*STATED TASK*. Check each line of the material below for "Save", then copy the ones that contain it.

Stored dataset items
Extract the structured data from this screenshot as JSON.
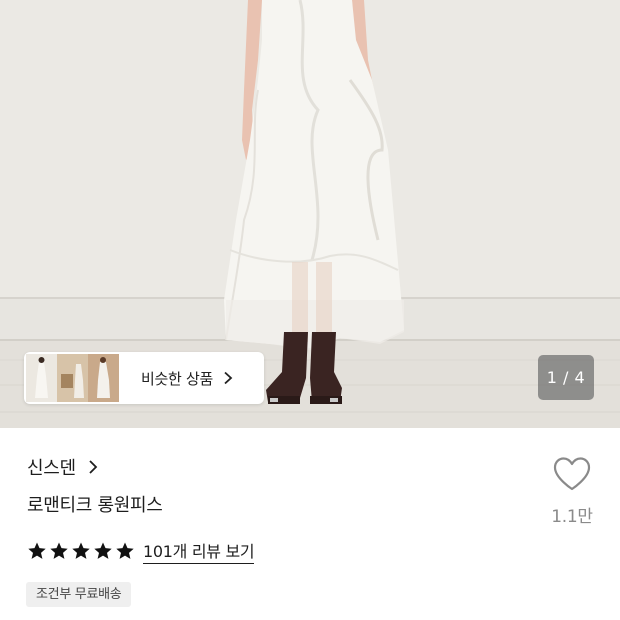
{
  "gallery": {
    "similar_label": "비슷한 상품",
    "page_indicator": "1 / 4",
    "chevron_icon": "chevron-right-icon"
  },
  "product": {
    "brand": "신스덴",
    "name": "로맨티크 롱원피스",
    "rating_stars": 5,
    "review_link": "101개 리뷰 보기",
    "shipping_badge": "조건부 무료배송",
    "like_count": "1.1만",
    "like_icon": "heart-outline-icon"
  },
  "colors": {
    "star": "#111111",
    "heart": "#8a8a8a",
    "badge_bg": "#efefef"
  }
}
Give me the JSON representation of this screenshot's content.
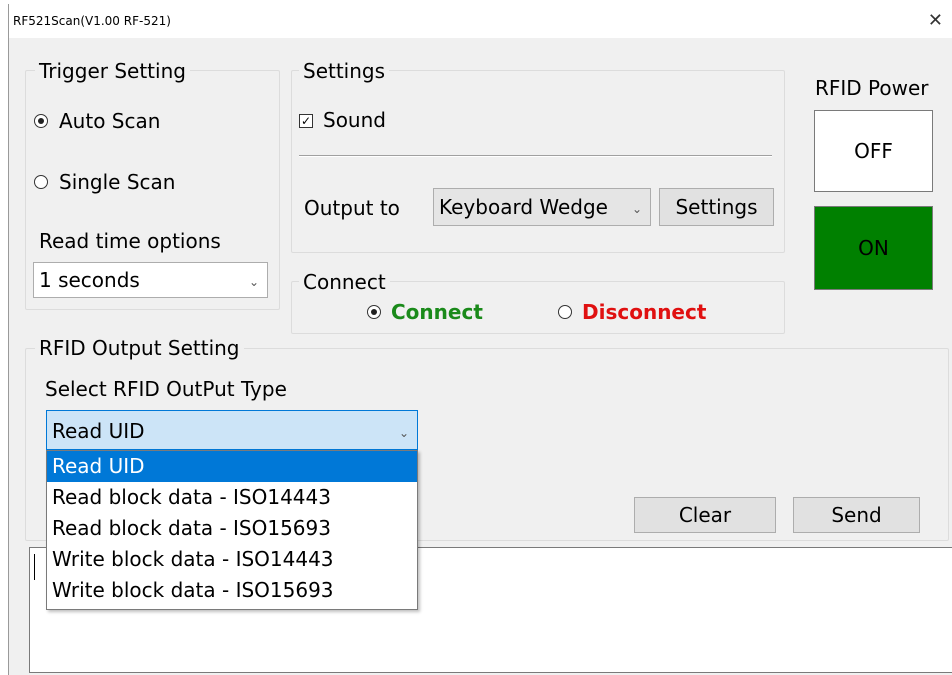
{
  "window": {
    "title": "RF521Scan(V1.00 RF-521)",
    "close_glyph": "✕"
  },
  "trigger": {
    "title": "Trigger Setting",
    "auto_scan": "Auto Scan",
    "single_scan": "Single Scan",
    "selected": "Auto Scan",
    "read_time_label": "Read time options",
    "read_time_value": "1 seconds"
  },
  "settings": {
    "title": "Settings",
    "sound_label": "Sound",
    "sound_checked": true,
    "output_label": "Output to",
    "output_value": "Keyboard Wedge",
    "settings_button": "Settings"
  },
  "power": {
    "title": "RFID Power",
    "off_label": "OFF",
    "on_label": "ON",
    "on_color": "#008000"
  },
  "connect": {
    "title": "Connect",
    "connect_label": "Connect",
    "disconnect_label": "Disconnect",
    "selected": "Connect",
    "connect_color": "#1a8a1a",
    "disconnect_color": "#e01010"
  },
  "output": {
    "title": "RFID Output Setting",
    "type_label": "Select RFID OutPut Type",
    "type_value": "Read UID",
    "options": [
      "Read UID",
      "Read block data - ISO14443",
      "Read block data - ISO15693",
      "Write block data - ISO14443",
      "Write block data - ISO15693"
    ],
    "selected_index": 0,
    "clear_button": "Clear",
    "send_button": "Send"
  },
  "log": {
    "text": ""
  }
}
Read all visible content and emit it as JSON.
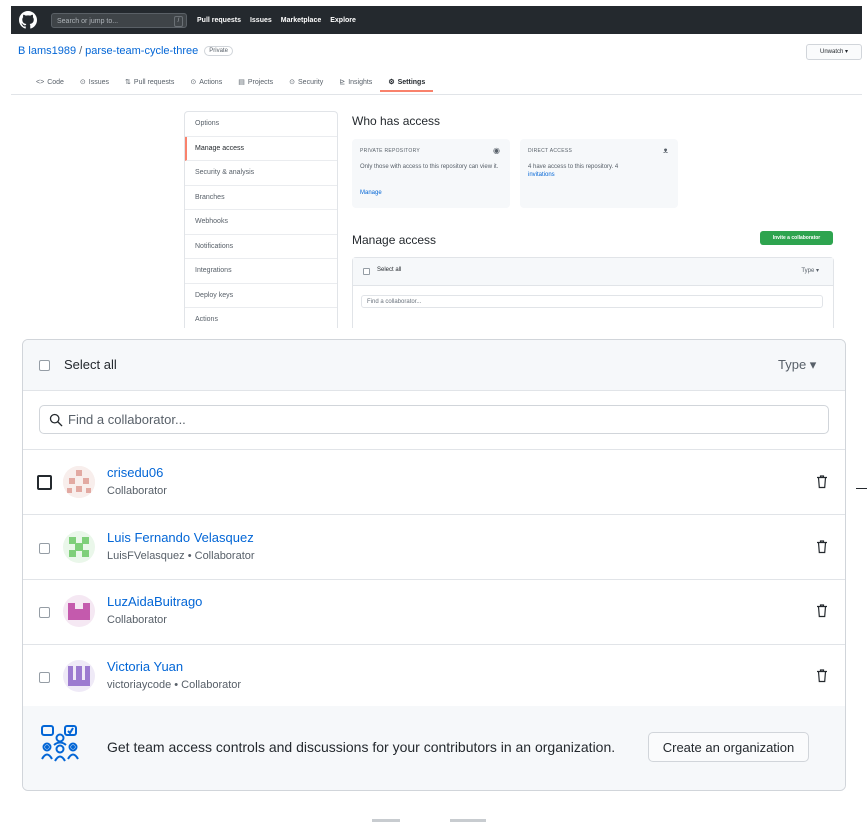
{
  "header": {
    "search_placeholder": "Search or jump to...",
    "slash_key": "/",
    "nav": [
      "Pull requests",
      "Issues",
      "Marketplace",
      "Explore"
    ]
  },
  "repo": {
    "owner": "B lams1989",
    "separator": "/",
    "name": "parse-team-cycle-three",
    "visibility": "Private",
    "watch_label": "Unwatch ▾"
  },
  "tabs": [
    {
      "label": "Code",
      "icon": "code-icon"
    },
    {
      "label": "Issues",
      "icon": "issue-icon"
    },
    {
      "label": "Pull requests",
      "icon": "pull-request-icon"
    },
    {
      "label": "Actions",
      "icon": "play-icon"
    },
    {
      "label": "Projects",
      "icon": "project-icon"
    },
    {
      "label": "Security",
      "icon": "shield-icon"
    },
    {
      "label": "Insights",
      "icon": "graph-icon"
    },
    {
      "label": "Settings",
      "icon": "gear-icon",
      "active": true
    }
  ],
  "sidebar": {
    "items": [
      "Options",
      "Manage access",
      "Security & analysis",
      "Branches",
      "Webhooks",
      "Notifications",
      "Integrations",
      "Deploy keys",
      "Actions"
    ],
    "active_index": 1
  },
  "who_has_access": {
    "title": "Who has access",
    "private_card": {
      "title": "PRIVATE REPOSITORY",
      "text": "Only those with access to this repository can view it.",
      "link": "Manage"
    },
    "direct_card": {
      "title": "DIRECT ACCESS",
      "text": "4 have access to this repository. 4",
      "link": "invitations"
    }
  },
  "manage_access": {
    "title": "Manage access",
    "invite_label": "Invite a collaborator",
    "select_all": "Select all",
    "type_label": "Type ▾",
    "search_placeholder": "Find a collaborator..."
  },
  "collaborators": [
    {
      "name": "crisedu06",
      "subtitle": "Collaborator"
    },
    {
      "name": "Luis Fernando Velasquez",
      "subtitle": "LuisFVelasquez • Collaborator"
    },
    {
      "name": "LuzAidaBuitrago",
      "subtitle": "Collaborator"
    },
    {
      "name": "Victoria Yuan",
      "subtitle": "victoriaycode • Collaborator"
    }
  ],
  "footer": {
    "promo_text": "Get team access controls and discussions for your contributors in an organization.",
    "create_org_label": "Create an organization"
  },
  "colors": {
    "accent_blue": "#0366d6",
    "green_button": "#2ea44f",
    "header_dark": "#24292e",
    "active_tab_underline": "#f9826c"
  }
}
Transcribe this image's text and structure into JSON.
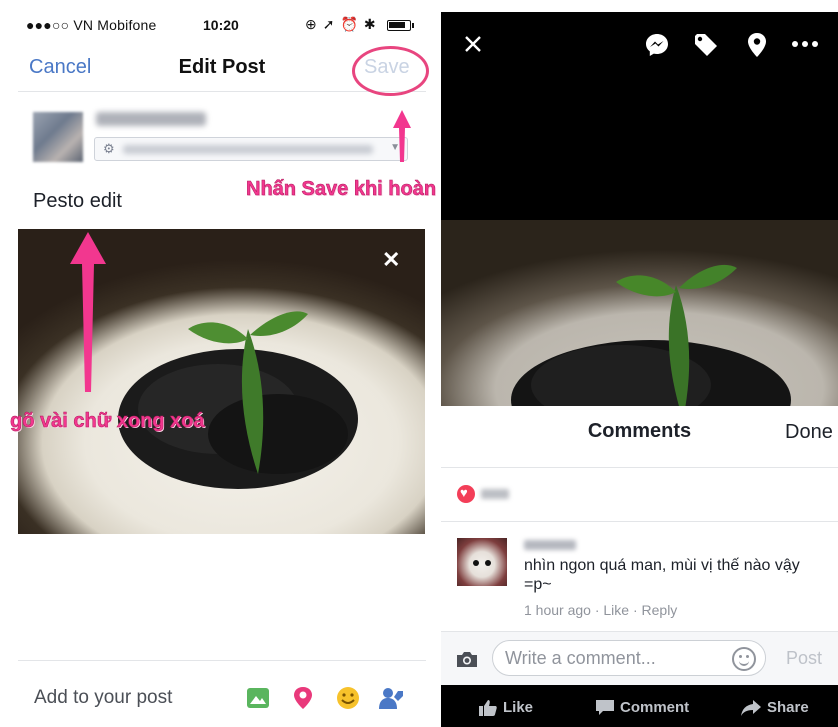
{
  "left": {
    "status_bar": {
      "carrier": "●●●○○ VN Mobifone",
      "time": "10:20"
    },
    "nav": {
      "cancel": "Cancel",
      "title": "Edit Post",
      "save": "Save"
    },
    "post_text": "Pesto edit",
    "annotations": {
      "save_hint": "Nhấn Save khi hoàn thành",
      "type_hint": "gõ vài chữ xong xoá"
    },
    "add_to_post": "Add to your post",
    "colors": {
      "accent": "#4a78c6",
      "annotation": "#f2378f"
    }
  },
  "right": {
    "sheet": {
      "title": "Comments",
      "done": "Done"
    },
    "comment": {
      "text": "nhìn ngon quá man, mùi vị thế nào vậy =p~",
      "meta": "1 hour ago · Like · Reply"
    },
    "composer": {
      "placeholder": "Write a comment...",
      "post": "Post"
    },
    "actions": {
      "like": "Like",
      "comment": "Comment",
      "share": "Share"
    }
  }
}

*ANSWER IN FULL*.
      "save": "Save"
      "save_hint": "Nhấn Save khi hoàn thành",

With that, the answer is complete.